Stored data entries
.....

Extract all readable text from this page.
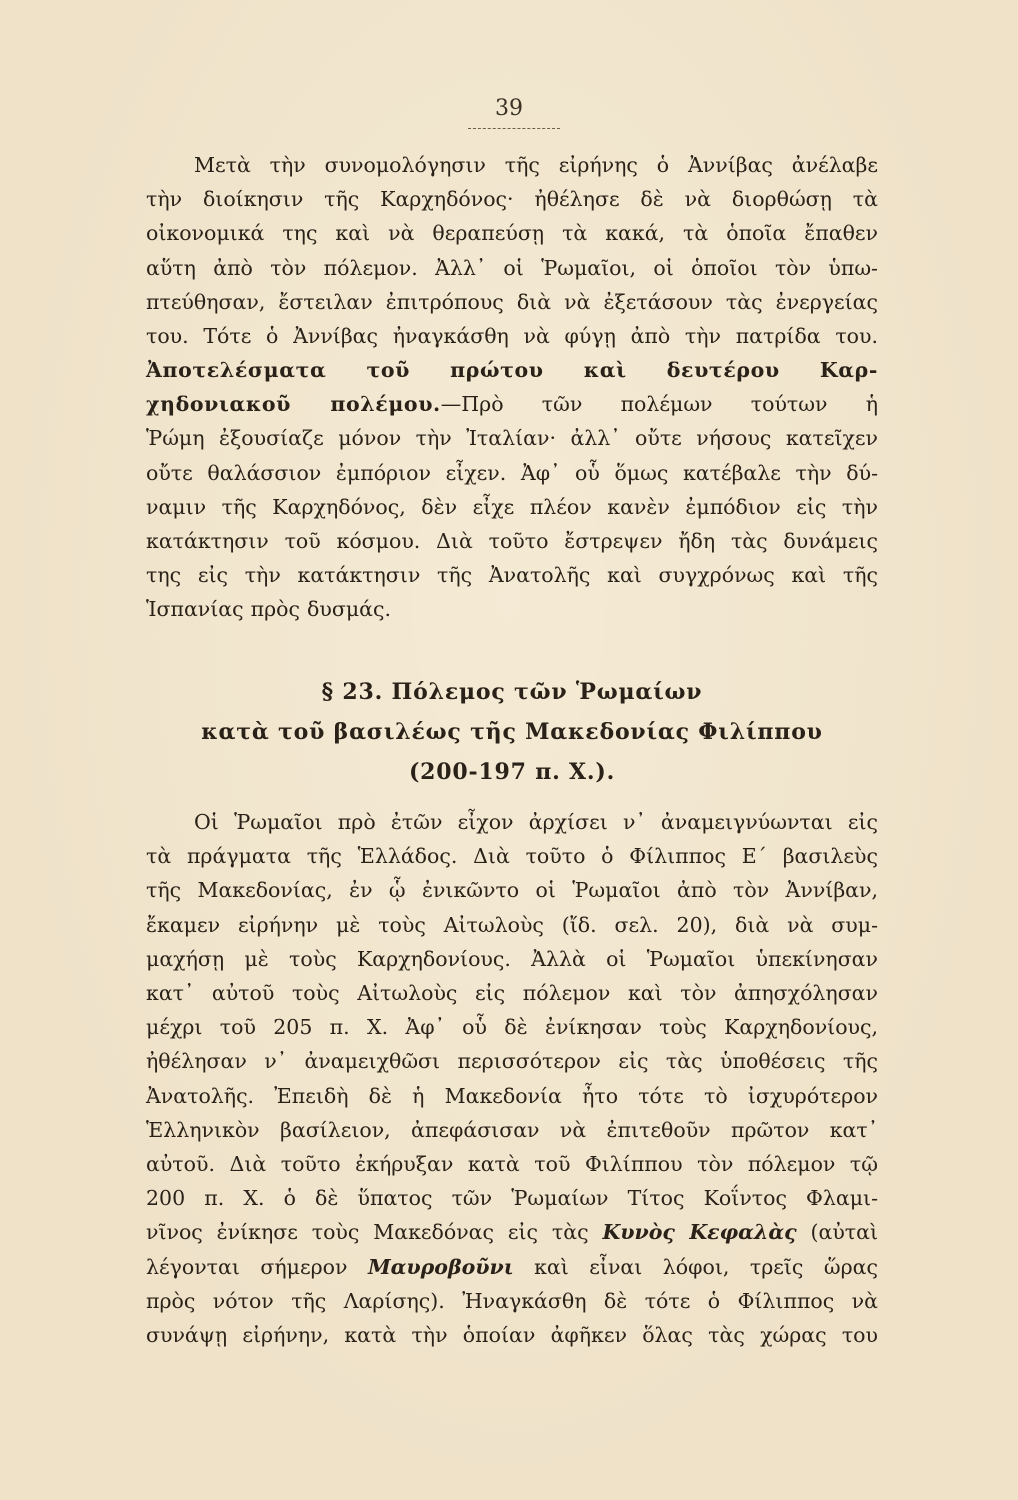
39
Μετὰ τὴν συνομολόγησιν τῆς εἰρήνης ὁ Ἀννίβας ἀνέλαβε
τὴν διοίκησιν τῆς Καρχηδόνος· ἠθέλησε δὲ νὰ διορθώσῃ τὰ
οἰκονομικά της καὶ νὰ θεραπεύσῃ τὰ κακά, τὰ ὁποῖα ἔπαθεν
αὕτη ἀπὸ τὸν πόλεμον. Ἀλλ᾿ οἱ Ῥωμαῖοι, οἱ ὁποῖοι τὸν ὑπω-
πτεύθησαν, ἔστειλαν ἐπιτρόπους διὰ νὰ ἐξετάσουν τὰς ἐνεργείας
του. Τότε ὁ Ἀννίβας ἠναγκάσθη νὰ φύγῃ ἀπὸ τὴν πατρίδα του.
Ἀποτελέσματα τοῦ πρώτου καὶ δευτέρου Καρ-
χηδονιακοῦ πολέμου.—Πρὸ τῶν πολέμων τούτων ἡ
Ῥώμη ἐξουσίαζε μόνον τὴν Ἰταλίαν· ἀλλ᾿ οὔτε νήσους κατεῖχεν
οὔτε θαλάσσιον ἐμπόριον εἶχεν. Ἀφ᾿ οὗ ὅμως κατέβαλε τὴν δύ-
ναμιν τῆς Καρχηδόνος, δὲν εἶχε πλέον κανὲν ἐμπόδιον εἰς τὴν
κατάκτησιν τοῦ κόσμου. Διὰ τοῦτο ἔστρεψεν ἤδη τὰς δυνάμεις
της εἰς τὴν κατάκτησιν τῆς Ἀνατολῆς καὶ συγχρόνως καὶ τῆς
Ἱσπανίας πρὸς δυσμάς.
§ 23. Πόλεμος τῶν Ῥωμαίων
κατὰ τοῦ βασιλέως τῆς Μακεδονίας Φιλίππου
(200-197 π. Χ.).
Οἱ Ῥωμαῖοι πρὸ ἐτῶν εἶχον ἀρχίσει ν᾿ ἀναμειγνύωνται εἰς
τὰ πράγματα τῆς Ἑλλάδος. Διὰ τοῦτο ὁ Φίλιππος Ε΄ βασιλεὺς
τῆς Μακεδονίας, ἐν ᾧ ἐνικῶντο οἱ Ῥωμαῖοι ἀπὸ τὸν Ἀννίβαν,
ἔκαμεν εἰρήνην μὲ τοὺς Αἰτωλοὺς (ἴδ. σελ. 20), διὰ νὰ συμ-
μαχήσῃ μὲ τοὺς Καρχηδονίους. Ἀλλὰ οἱ Ῥωμαῖοι ὑπεκίνησαν
κατ᾿ αὐτοῦ τοὺς Αἰτωλοὺς εἰς πόλεμον καὶ τὸν ἀπησχόλησαν
μέχρι τοῦ 205 π. Χ. Ἀφ᾿ οὗ δὲ ἐνίκησαν τοὺς Καρχηδονίους,
ἠθέλησαν ν᾿ ἀναμειχθῶσι περισσότερον εἰς τὰς ὑποθέσεις τῆς
Ἀνατολῆς. Ἐπειδὴ δὲ ἡ Μακεδονία ἦτο τότε τὸ ἰσχυρότερον
Ἑλληνικὸν βασίλειον, ἀπεφάσισαν νὰ ἐπιτεθοῦν πρῶτον κατ᾿
αὐτοῦ. Διὰ τοῦτο ἐκήρυξαν κατὰ τοῦ Φιλίππου τὸν πόλεμον τῷ
200 π. Χ. ὁ δὲ ὕπατος τῶν Ῥωμαίων Τίτος Κοΐντος Φλαμι-
νῖνος ἐνίκησε τοὺς Μακεδόνας εἰς τὰς Κυνὸς Κεφαλὰς (αὐταὶ
λέγονται σήμερον Μαυροβοῦνι καὶ εἶναι λόφοι, τρεῖς ὥρας
πρὸς νότον τῆς Λαρίσης). Ἠναγκάσθη δὲ τότε ὁ Φίλιππος νὰ
συνάψῃ εἰρήνην, κατὰ τὴν ὁποίαν ἀφῆκεν ὅλας τὰς χώρας του
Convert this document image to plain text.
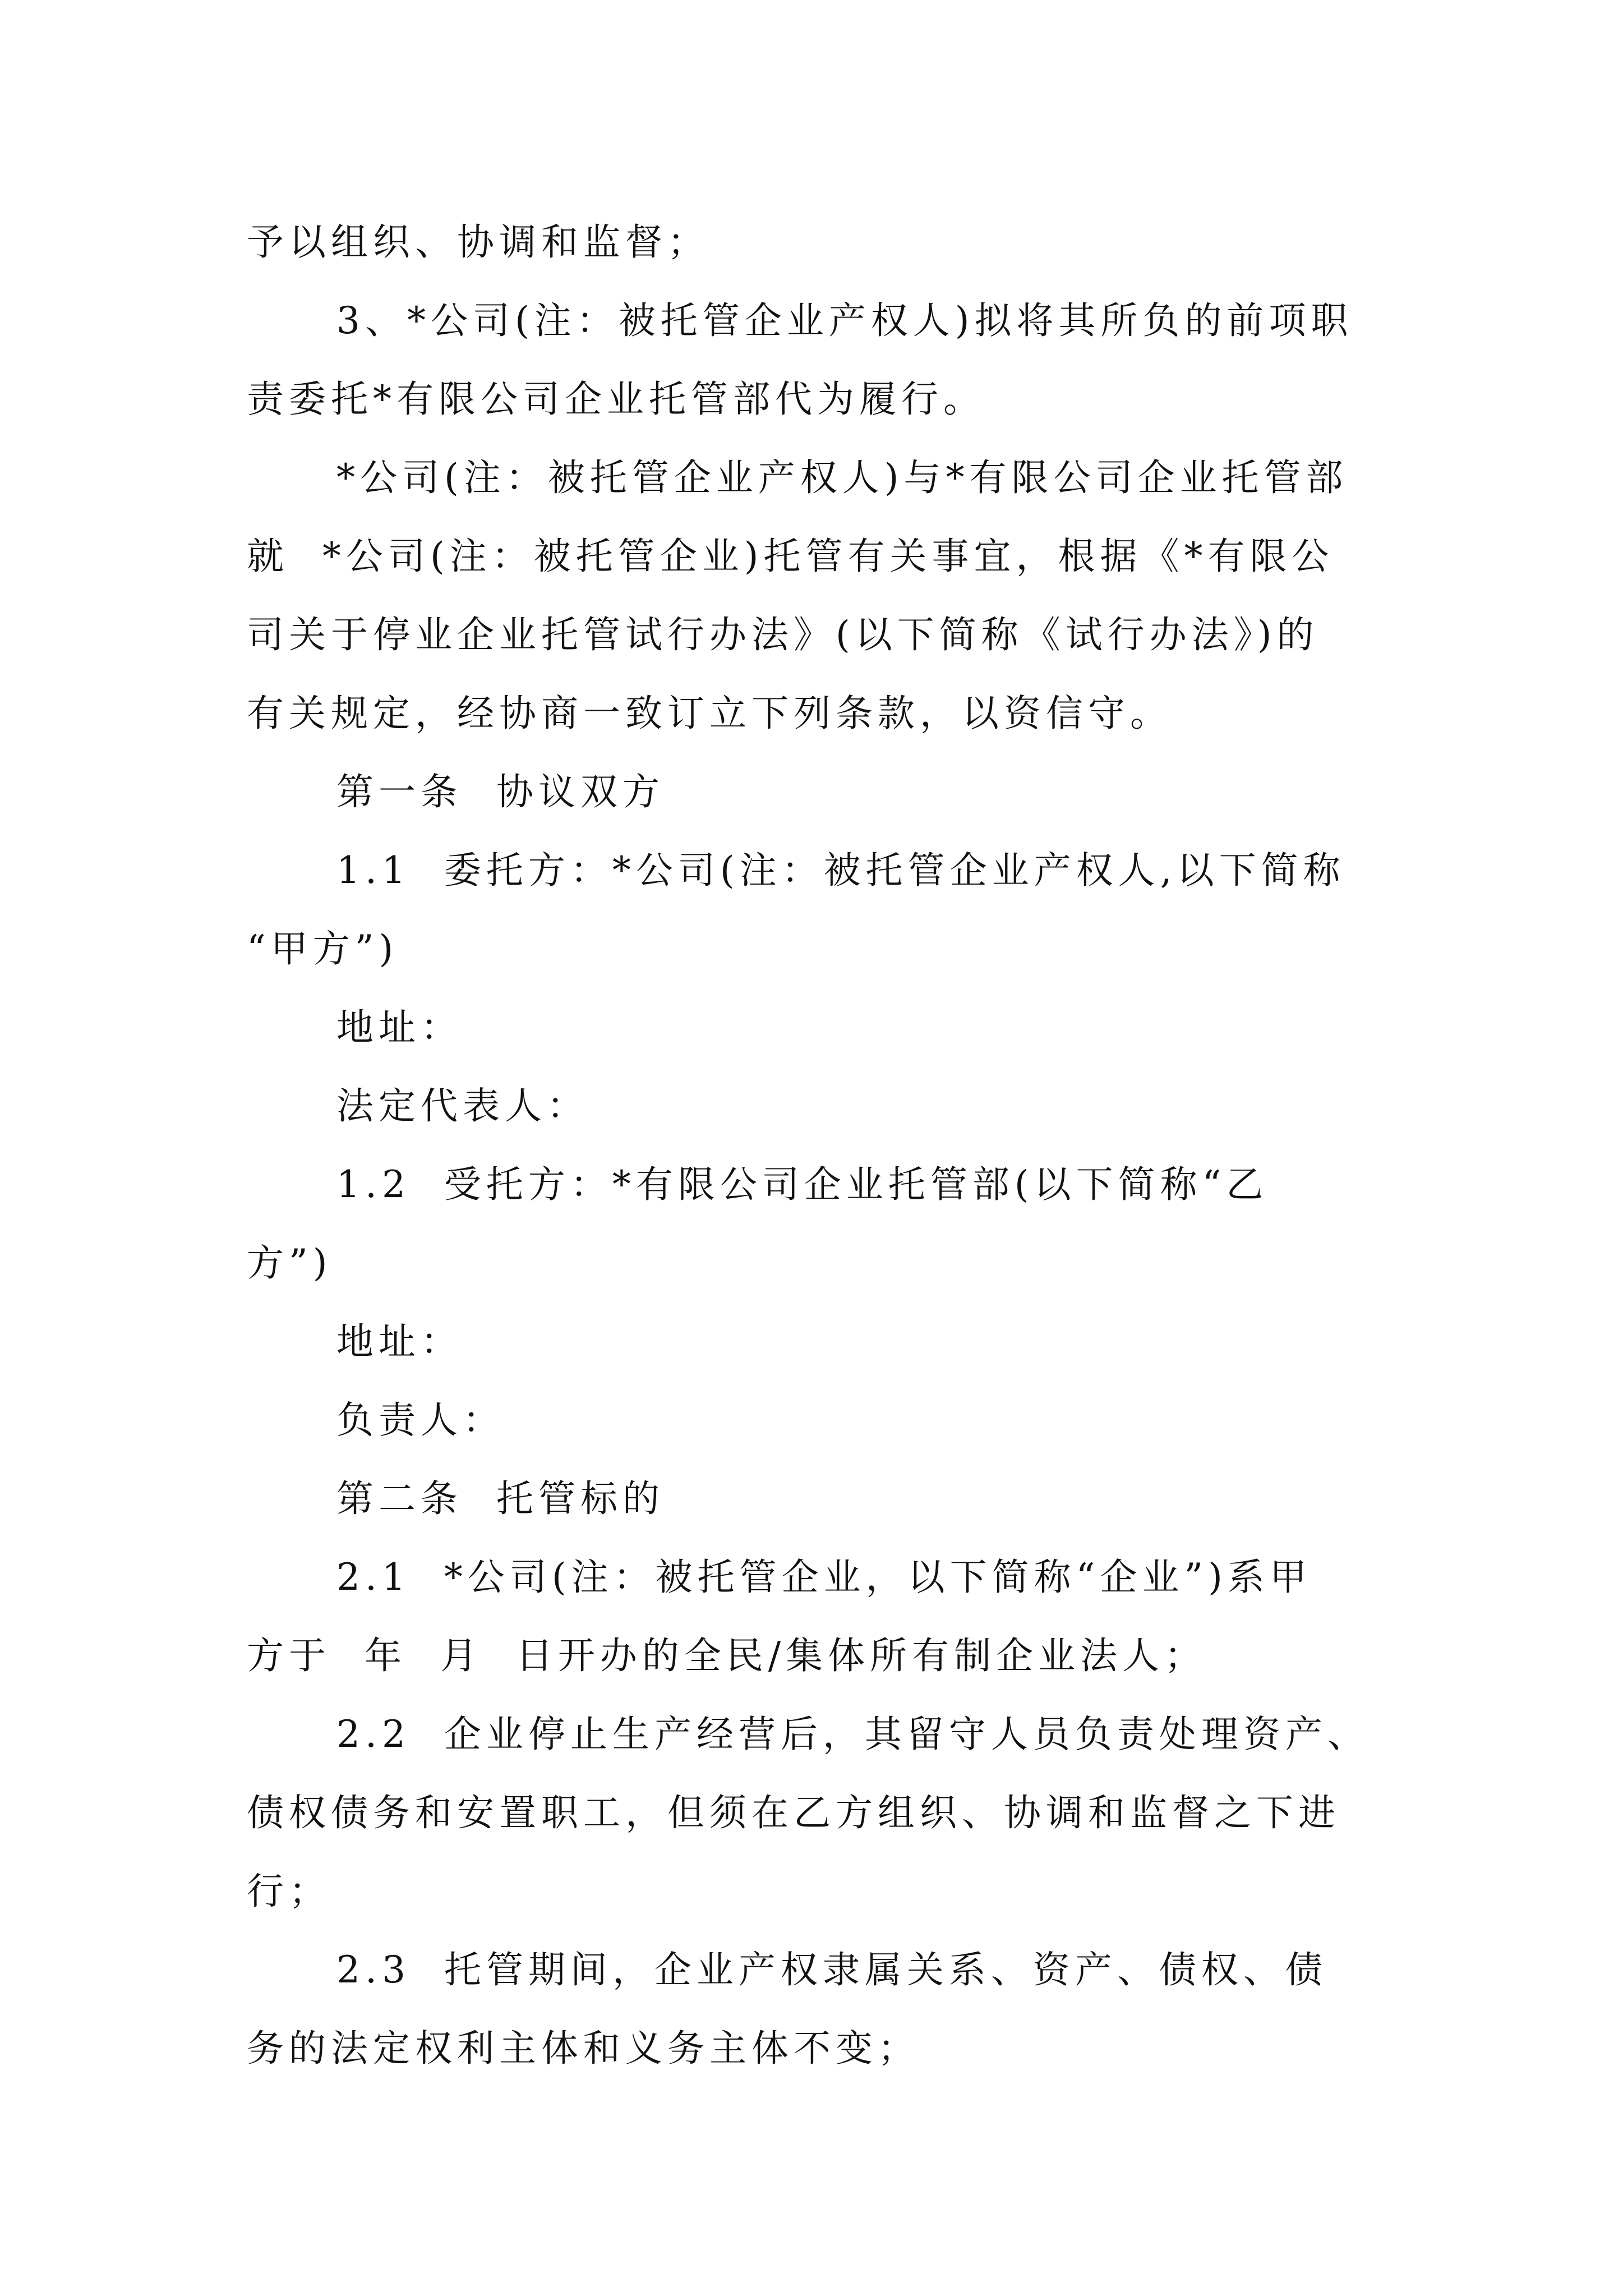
予以组织、协调和监督；
3、*公司(注：被托管企业产权人)拟将其所负的前项职
责委托*有限公司企业托管部代为履行。
*公司(注：被托管企业产权人)与*有限公司企业托管部
就  *公司(注：被托管企业)托管有关事宜，根据《*有限公
司关于停业企业托管试行办法》(以下简称《试行办法》)的
有关规定，经协商一致订立下列条款，以资信守。
第一条  协议双方
1.1  委托方：*公司(注：被托管企业产权人,以下简称
“甲方”)
地址：
法定代表人：
1.2  受托方：*有限公司企业托管部(以下简称“乙
方”)
地址：
负责人：
第二条  托管标的
2.1  *公司(注：被托管企业，以下简称“企业”)系甲
方于  年  月  日开办的全民/集体所有制企业法人；
2.2  企业停止生产经营后，其留守人员负责处理资产、
债权债务和安置职工，但须在乙方组织、协调和监督之下进
行；
2.3  托管期间，企业产权隶属关系、资产、债权、债
务的法定权利主体和义务主体不变；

.....

*Written problem:* Output verbatim the lines beginning at the line with "Convert this document image to plain text." and ending at the last line of the material above, inclusive. Do not carry over any pictures.

*Task response:*
Convert this document image to plain text.
予以组织、协调和监督；
3、*公司(注：被托管企业产权人)拟将其所负的前项职
责委托*有限公司企业托管部代为履行。
*公司(注：被托管企业产权人)与*有限公司企业托管部
就  *公司(注：被托管企业)托管有关事宜，根据《*有限公
司关于停业企业托管试行办法》(以下简称《试行办法》)的
有关规定，经协商一致订立下列条款，以资信守。
第一条  协议双方
1.1  委托方：*公司(注：被托管企业产权人,以下简称
“甲方”)
地址：
法定代表人：
1.2  受托方：*有限公司企业托管部(以下简称“乙
方”)
地址：
负责人：
第二条  托管标的
2.1  *公司(注：被托管企业，以下简称“企业”)系甲
方于  年  月  日开办的全民/集体所有制企业法人；
2.2  企业停止生产经营后，其留守人员负责处理资产、
债权债务和安置职工，但须在乙方组织、协调和监督之下进
行；
2.3  托管期间，企业产权隶属关系、资产、债权、债
务的法定权利主体和义务主体不变；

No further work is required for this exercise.